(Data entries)
======
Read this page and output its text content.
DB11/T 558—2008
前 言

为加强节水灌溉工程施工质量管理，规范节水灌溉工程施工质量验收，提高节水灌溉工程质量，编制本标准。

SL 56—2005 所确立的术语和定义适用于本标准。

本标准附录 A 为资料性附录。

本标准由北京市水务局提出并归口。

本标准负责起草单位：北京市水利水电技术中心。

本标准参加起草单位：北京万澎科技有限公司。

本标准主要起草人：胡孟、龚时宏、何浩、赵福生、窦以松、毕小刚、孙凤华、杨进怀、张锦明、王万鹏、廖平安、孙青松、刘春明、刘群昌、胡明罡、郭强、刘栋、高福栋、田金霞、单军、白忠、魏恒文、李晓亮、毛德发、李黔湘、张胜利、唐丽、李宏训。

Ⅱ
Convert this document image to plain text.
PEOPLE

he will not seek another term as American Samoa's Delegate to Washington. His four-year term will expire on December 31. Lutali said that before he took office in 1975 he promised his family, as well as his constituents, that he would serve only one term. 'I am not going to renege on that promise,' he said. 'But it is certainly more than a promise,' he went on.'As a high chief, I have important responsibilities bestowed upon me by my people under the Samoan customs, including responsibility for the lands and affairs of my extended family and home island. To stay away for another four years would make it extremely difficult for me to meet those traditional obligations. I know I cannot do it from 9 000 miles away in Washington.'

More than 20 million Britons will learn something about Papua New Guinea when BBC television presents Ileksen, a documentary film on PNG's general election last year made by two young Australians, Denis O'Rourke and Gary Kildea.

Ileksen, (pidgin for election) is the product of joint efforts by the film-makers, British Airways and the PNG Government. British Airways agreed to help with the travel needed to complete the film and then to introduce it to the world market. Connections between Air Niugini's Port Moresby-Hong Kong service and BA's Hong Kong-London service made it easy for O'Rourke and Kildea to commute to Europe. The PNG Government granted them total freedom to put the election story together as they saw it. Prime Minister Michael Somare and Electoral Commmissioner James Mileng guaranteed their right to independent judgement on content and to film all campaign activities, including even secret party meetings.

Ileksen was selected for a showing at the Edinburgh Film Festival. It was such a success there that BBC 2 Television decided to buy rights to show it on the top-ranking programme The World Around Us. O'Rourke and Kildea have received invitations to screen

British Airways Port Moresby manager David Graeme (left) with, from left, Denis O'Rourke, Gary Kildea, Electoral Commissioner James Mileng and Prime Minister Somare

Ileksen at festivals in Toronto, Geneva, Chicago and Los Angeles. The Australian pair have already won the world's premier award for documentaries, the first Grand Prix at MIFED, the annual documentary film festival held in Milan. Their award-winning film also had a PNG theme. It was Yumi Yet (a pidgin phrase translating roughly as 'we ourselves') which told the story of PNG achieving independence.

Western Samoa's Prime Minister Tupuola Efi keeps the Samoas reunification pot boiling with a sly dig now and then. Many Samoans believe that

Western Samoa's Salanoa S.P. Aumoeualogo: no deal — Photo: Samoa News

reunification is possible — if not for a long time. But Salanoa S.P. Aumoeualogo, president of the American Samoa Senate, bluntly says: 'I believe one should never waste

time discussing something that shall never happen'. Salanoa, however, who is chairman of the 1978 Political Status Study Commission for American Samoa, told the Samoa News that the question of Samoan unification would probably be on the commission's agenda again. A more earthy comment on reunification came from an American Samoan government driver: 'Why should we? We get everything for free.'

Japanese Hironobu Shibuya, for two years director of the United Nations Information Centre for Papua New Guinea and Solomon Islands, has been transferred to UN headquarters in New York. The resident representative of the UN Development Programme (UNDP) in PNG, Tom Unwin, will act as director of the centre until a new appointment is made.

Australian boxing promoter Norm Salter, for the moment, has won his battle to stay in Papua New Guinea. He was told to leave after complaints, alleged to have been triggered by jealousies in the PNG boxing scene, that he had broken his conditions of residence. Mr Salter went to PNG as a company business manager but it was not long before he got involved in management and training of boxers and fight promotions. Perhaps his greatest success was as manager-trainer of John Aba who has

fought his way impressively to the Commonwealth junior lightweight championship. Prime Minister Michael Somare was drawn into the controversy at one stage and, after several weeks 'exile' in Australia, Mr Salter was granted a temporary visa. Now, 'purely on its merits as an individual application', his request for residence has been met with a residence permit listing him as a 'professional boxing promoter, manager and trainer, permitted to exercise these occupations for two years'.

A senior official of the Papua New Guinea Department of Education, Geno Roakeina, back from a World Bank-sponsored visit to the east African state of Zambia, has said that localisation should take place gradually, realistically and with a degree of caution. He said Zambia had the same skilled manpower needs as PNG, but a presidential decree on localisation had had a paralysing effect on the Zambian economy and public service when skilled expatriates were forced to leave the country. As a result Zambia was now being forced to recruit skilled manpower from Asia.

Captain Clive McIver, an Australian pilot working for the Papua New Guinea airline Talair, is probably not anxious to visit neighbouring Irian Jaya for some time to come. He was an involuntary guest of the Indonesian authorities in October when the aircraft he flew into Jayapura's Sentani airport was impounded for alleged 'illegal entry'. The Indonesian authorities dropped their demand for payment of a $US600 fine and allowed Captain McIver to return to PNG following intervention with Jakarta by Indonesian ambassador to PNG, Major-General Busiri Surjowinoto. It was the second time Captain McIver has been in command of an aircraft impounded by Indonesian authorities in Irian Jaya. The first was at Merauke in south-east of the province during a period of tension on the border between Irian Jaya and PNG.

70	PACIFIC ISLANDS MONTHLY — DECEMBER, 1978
======
## Task objective
Reply with one number only, the count of lines above that hold the string "Western".

## Complete answer
2